> [Page text]:
▼

Add Repeating Text Watermarks to Word Documents in Java

We can insert repeating text watermarks to Word documents by adding repeating WordArt to the headers of a document at specified intervals. The detailed steps are as follows:

Create an object of Document class.
Load a Word document using Document.loadFromFile() method.
Create an object of ShapeObject class and set the WordArt text using ShapeObject.getWordArt().setText() method.
Specify the rotation angle and the number of vertical repetitions and horizontal repetitions.
Set the format of the shape using methods under ShapeObject class.
Loop through the sections in the document to insert repeating watermarks to each section by adding the WordArt shape to the header of each section multiple times at specified intervals using Paragraph.getChildObjects().add(ShapeObject) method.
Save the document using Document.saveToFile() method.

Java

import com.spire.doc.Document;
import com.spire.doc.HeaderFooter;
import com.spire.doc.Section;
import com.spire.doc.documents.Paragraph;
import com.spire.doc.documents.ShapeLineStyle;
import com.spire.doc.documents.ShapeType;
import com.spire.doc.fields.ShapeObject;

import java.awt.*;

public class insertRepeatingTextWatermark {
    public static void main(String[] args) {

        //Create an object of Document class
        Document doc = new Document();

        //Load a Word document
        doc.loadFromFile("Sample.docx");

        //Create an object of ShapeObject class and set the WordArt text
        ShapeObject shape = new ShapeObject(doc, ShapeType.Text_Plain_Text);
        shape.getWordArt().setText("DRAFT");

        //Specify the watermark rotating angle and the number of vertical repetitions and horizontal repetitions
        double rotation = 315;
        int ver = 5;
        int hor = 3;

        //Set the format of the WordArt shape
        shape.setWidth(60);
        shape.setHeight(20);
        shape.setVerticalPosition(30);
        shape.setHorizontalPosition(20);
        shape.setRotation(rotation);
        shape.setFillColor(Color.BLUE);
        shape.setLineStyle(ShapeLineStyle.Single);
        shape.setStrokeColor(Color.CYAN);
        shape.setStrokeWeight(1);

        //Loop through the sections in the document
        for (Section section : (Iterable<Section>) doc.getSections()) {
            //Get the header of a section
            HeaderFooter header = section.getHeadersFooters().getHeader();
            //Add paragraphs to the header
            Paragraph paragraph = header.addParagraph();
            for (int i = 0; i < ver; i++) {
                for (int j = 0; j < hor; j++) {
                    //Add the WordArt shape to the header
                    shape = (ShapeObject) shape.deepClone();
                    shape.setVerticalPosition((float) (section.getPageSetup().getPageSize().getHeight()/ver * i + Math.sin(rotation) * shape.getWidth()/2));
                    shape.setHorizontalPosition((float) ((section.getPageSetup().getPageSize().getWidth()/hor - shape.getWidth()/2) * j));
                    paragraph.getChildObjects().add(shape);
                }
            }
        }

        //Save the document
        doc.saveToFile("RepeatingTextWatermark.docx");
        doc.dispose();
    }
}

Java: Insert Repeating Watermarks into Word Documents

Add Repeating Picture Watermarks to Word Documents in Java

Similarly, we can insert repeating image watermarks into Word documents by adding repeating pictures to headers at regular intervals. The detailed steps are as follows:

Create an object of Document class.

▲

> [Given entries]:
▼

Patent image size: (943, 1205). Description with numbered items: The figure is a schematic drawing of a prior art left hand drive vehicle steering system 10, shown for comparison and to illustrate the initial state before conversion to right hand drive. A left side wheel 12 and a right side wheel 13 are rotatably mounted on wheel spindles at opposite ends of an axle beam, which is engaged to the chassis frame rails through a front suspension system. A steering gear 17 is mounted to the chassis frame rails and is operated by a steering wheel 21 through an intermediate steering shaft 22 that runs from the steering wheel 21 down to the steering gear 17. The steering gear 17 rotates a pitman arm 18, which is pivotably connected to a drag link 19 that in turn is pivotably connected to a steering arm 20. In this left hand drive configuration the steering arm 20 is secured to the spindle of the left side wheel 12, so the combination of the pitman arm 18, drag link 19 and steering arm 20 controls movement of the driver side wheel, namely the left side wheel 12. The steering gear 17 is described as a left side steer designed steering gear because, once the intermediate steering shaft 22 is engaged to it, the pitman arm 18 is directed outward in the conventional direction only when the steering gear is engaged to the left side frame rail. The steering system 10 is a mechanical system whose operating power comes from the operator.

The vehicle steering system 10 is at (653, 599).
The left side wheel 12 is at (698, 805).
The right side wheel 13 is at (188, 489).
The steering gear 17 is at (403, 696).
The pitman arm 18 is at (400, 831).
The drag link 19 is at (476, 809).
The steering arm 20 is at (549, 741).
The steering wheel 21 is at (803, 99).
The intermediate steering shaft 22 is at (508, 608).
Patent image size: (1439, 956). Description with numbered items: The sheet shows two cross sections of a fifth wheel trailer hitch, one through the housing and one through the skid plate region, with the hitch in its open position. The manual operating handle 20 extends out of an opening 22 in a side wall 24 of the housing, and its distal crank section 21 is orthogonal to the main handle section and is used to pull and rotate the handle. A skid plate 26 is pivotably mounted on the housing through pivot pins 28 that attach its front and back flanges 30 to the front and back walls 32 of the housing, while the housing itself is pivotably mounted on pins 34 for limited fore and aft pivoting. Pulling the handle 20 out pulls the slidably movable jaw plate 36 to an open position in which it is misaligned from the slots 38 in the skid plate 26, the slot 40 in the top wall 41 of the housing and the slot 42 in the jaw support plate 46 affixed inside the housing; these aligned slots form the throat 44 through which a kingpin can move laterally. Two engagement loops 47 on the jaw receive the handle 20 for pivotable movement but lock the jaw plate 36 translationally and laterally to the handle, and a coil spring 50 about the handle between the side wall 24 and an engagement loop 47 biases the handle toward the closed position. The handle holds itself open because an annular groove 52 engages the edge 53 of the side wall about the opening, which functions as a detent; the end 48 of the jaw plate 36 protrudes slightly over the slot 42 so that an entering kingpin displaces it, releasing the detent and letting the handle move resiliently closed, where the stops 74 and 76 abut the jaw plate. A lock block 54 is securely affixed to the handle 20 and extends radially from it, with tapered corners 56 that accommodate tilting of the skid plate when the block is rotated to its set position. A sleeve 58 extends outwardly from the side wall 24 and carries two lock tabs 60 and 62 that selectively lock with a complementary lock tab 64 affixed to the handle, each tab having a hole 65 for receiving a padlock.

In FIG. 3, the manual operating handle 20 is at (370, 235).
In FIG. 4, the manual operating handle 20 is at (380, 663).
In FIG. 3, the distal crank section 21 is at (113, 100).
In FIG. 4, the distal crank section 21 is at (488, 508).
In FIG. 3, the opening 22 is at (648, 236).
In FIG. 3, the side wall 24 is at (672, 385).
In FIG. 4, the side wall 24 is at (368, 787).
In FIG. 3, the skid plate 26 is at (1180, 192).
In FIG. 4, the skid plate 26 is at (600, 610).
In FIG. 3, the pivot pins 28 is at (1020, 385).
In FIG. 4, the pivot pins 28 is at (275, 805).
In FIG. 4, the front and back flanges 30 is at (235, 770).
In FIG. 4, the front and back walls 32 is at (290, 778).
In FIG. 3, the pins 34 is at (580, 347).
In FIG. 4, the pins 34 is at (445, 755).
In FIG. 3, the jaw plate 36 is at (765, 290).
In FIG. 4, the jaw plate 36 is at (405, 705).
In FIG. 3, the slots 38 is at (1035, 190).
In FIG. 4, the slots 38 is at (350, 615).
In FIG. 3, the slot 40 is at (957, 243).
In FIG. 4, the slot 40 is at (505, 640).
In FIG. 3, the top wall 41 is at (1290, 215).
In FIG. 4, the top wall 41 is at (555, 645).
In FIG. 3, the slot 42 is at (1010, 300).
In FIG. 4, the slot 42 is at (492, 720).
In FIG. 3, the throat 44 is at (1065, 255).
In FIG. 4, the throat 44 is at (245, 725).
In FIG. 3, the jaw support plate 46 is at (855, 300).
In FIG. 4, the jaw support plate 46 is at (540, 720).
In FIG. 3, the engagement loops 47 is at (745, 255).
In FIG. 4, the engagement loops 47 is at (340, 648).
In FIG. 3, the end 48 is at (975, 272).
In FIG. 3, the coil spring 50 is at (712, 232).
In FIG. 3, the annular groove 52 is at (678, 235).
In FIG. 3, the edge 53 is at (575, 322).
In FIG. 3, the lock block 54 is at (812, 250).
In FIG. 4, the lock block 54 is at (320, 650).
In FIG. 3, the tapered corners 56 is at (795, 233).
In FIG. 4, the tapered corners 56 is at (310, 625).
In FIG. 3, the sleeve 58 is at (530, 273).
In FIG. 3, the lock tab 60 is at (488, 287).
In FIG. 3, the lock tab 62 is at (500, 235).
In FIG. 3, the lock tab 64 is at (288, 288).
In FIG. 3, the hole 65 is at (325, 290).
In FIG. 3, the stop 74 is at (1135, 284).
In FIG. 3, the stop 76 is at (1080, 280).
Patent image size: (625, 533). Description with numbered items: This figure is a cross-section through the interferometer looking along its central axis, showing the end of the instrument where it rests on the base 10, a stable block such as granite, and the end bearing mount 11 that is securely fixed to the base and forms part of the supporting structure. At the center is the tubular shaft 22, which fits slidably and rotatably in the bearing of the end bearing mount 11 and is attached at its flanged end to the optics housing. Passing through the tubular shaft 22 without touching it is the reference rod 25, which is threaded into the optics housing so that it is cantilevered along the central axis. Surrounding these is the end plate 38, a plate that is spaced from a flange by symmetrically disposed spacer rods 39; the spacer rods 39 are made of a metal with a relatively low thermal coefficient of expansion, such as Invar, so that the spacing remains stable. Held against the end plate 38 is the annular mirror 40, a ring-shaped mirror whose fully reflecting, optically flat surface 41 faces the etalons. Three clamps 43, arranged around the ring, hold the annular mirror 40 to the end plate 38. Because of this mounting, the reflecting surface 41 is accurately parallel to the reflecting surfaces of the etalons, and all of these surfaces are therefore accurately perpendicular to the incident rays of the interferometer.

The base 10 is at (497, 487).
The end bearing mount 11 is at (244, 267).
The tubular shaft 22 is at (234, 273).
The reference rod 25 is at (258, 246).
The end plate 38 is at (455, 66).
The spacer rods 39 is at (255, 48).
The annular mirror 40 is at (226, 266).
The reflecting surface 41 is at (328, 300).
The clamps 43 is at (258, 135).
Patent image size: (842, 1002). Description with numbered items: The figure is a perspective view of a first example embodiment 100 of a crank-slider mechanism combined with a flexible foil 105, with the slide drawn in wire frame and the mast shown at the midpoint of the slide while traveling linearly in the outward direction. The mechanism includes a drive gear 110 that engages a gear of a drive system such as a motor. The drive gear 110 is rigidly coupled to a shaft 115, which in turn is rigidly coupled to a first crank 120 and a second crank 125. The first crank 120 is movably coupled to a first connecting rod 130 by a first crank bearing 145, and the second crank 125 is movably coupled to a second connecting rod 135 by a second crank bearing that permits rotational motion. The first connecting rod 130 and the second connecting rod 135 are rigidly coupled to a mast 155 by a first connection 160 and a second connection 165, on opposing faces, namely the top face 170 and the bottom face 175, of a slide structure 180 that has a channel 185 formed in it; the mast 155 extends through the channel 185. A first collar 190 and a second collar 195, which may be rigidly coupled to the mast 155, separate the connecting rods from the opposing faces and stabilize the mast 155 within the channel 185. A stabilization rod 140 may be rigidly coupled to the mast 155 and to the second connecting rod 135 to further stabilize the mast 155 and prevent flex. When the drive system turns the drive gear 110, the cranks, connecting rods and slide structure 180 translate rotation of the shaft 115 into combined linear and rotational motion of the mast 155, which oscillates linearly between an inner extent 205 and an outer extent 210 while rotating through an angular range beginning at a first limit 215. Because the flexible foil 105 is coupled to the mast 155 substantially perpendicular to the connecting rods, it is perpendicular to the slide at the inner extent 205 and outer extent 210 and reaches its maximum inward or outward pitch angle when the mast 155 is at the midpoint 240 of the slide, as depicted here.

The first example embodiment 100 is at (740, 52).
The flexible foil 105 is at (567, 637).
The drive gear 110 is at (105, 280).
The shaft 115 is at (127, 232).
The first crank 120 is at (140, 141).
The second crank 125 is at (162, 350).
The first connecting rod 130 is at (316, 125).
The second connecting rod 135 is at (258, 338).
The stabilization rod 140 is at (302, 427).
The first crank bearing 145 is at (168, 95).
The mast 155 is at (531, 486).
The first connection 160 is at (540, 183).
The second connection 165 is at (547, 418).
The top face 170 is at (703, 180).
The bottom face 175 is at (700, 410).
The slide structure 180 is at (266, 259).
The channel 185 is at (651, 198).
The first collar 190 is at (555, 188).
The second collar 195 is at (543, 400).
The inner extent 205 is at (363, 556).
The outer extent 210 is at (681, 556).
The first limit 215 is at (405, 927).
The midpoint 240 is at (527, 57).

▲

> [Task requirements]:
1. List every import statement in the Java code of the watermark tutorial.
2. Repeat the watermark tutorial word for word, starting with "Add Repeating Text" and going on through "using Document.saveToFile() method.".
Use only the watermark tutorial to respond, not the entries.

> [The responses]:
1.
- import com.spire.doc.Document;
- import com.spire.doc.HeaderFooter;
- import com.spire.doc.Section;
- import com.spire.doc.documents.Paragraph;
- import com.spire.doc.documents.ShapeLineStyle;
- import com.spire.doc.documents.ShapeType;
- import com.spire.doc.fields.ShapeObject;
- import java.awt.*;

2.
Add Repeating Text Watermarks to Word Documents in Java

We can insert repeating text watermarks to Word documents by adding repeating WordArt to the headers of a document at specified intervals. The detailed steps are as follows:

Create an object of Document class.
Load a Word document using Document.loadFromFile() method.
Create an object of ShapeObject class and set the WordArt text using ShapeObject.getWordArt().setText() method.
Specify the rotation angle and the number of vertical repetitions and horizontal repetitions.
Set the format of the shape using methods under ShapeObject class.
Loop through the sections in the document to insert repeating watermarks to each section by adding the WordArt shape to the header of each section multiple times at specified intervals using Paragraph.getChildObjects().add(ShapeObject) method.
Save the document using Document.saveToFile() method.